___ Material ___

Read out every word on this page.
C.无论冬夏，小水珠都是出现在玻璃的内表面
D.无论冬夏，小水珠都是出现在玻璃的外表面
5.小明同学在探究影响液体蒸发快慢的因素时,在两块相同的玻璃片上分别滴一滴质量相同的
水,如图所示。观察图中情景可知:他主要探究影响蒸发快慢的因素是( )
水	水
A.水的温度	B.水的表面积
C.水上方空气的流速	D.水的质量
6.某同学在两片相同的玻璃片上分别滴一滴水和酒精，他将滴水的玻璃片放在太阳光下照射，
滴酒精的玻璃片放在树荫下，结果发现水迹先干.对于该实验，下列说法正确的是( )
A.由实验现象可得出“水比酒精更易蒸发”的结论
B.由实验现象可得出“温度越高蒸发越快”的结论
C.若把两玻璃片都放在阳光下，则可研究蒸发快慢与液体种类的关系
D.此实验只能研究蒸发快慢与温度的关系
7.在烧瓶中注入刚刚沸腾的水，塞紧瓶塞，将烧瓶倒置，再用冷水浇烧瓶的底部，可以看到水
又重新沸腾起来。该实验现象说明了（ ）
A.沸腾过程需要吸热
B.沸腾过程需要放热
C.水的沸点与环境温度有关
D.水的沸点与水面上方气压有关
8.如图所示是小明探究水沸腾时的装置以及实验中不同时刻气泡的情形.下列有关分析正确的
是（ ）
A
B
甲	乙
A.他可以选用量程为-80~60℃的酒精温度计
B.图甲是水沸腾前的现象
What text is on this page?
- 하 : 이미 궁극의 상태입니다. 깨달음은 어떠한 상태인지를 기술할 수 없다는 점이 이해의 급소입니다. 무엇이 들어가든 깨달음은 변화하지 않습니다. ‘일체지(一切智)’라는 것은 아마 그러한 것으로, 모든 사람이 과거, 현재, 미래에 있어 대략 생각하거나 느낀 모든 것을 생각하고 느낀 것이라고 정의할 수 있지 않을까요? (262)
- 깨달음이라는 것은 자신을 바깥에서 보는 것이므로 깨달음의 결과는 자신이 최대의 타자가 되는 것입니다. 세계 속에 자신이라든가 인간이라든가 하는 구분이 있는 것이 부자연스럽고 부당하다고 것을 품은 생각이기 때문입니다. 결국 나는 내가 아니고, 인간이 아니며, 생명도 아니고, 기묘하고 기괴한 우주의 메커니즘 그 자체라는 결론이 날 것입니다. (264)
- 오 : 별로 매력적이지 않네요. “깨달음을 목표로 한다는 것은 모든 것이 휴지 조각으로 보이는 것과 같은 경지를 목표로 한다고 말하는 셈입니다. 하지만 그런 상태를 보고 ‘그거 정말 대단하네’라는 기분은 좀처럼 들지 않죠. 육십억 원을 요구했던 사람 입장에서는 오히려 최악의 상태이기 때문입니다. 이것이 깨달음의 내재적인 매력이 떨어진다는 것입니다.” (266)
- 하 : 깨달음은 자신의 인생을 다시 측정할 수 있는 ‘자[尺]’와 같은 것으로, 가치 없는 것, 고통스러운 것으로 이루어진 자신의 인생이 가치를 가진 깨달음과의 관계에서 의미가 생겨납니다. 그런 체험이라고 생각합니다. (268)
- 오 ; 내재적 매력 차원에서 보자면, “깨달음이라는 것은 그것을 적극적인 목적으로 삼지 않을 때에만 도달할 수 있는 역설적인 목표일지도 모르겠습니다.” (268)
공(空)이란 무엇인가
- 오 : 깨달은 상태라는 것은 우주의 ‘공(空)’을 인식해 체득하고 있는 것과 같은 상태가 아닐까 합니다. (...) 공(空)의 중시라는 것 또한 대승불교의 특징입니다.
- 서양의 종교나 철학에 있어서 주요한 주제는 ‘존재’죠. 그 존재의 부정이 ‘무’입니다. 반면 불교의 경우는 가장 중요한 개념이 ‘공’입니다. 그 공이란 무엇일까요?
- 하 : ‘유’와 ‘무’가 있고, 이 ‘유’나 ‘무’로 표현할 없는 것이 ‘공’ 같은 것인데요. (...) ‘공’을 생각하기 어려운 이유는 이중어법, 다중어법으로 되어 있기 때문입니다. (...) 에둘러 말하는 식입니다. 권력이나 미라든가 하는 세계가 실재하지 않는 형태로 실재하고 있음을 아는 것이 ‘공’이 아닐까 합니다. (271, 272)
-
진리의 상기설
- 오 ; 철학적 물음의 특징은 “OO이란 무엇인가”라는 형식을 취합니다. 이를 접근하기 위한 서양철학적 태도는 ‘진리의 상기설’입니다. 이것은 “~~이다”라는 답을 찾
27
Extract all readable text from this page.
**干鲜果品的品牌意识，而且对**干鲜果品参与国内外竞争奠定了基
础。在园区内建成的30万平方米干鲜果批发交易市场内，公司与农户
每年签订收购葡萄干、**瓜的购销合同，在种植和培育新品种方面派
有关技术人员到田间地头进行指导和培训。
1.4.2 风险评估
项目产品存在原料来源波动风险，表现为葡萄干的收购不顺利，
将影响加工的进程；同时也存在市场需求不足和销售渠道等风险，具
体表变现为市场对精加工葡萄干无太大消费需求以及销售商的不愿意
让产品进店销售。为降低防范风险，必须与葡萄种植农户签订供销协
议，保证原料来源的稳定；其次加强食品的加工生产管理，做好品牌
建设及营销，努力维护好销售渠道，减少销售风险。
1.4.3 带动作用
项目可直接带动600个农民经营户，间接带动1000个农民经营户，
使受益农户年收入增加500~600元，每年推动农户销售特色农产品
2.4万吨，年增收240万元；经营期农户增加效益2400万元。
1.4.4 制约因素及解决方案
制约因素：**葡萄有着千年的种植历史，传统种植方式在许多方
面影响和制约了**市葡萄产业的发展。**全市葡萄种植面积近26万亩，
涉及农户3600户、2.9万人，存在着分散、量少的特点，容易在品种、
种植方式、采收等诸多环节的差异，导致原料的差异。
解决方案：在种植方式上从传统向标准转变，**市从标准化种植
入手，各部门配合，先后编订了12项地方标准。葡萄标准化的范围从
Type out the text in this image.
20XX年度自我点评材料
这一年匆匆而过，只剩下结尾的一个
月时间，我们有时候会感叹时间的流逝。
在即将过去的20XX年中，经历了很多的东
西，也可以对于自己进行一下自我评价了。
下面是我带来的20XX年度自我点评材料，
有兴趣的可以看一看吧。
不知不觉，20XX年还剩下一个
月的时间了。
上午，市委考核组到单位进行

___

[Task goal]: Copy out all lines where the word "无论冬夏" appears.

[Solution for this task]:
C.无论冬夏，小水珠都是出现在玻璃的内表面
D.无论冬夏，小水珠都是出现在玻璃的外表面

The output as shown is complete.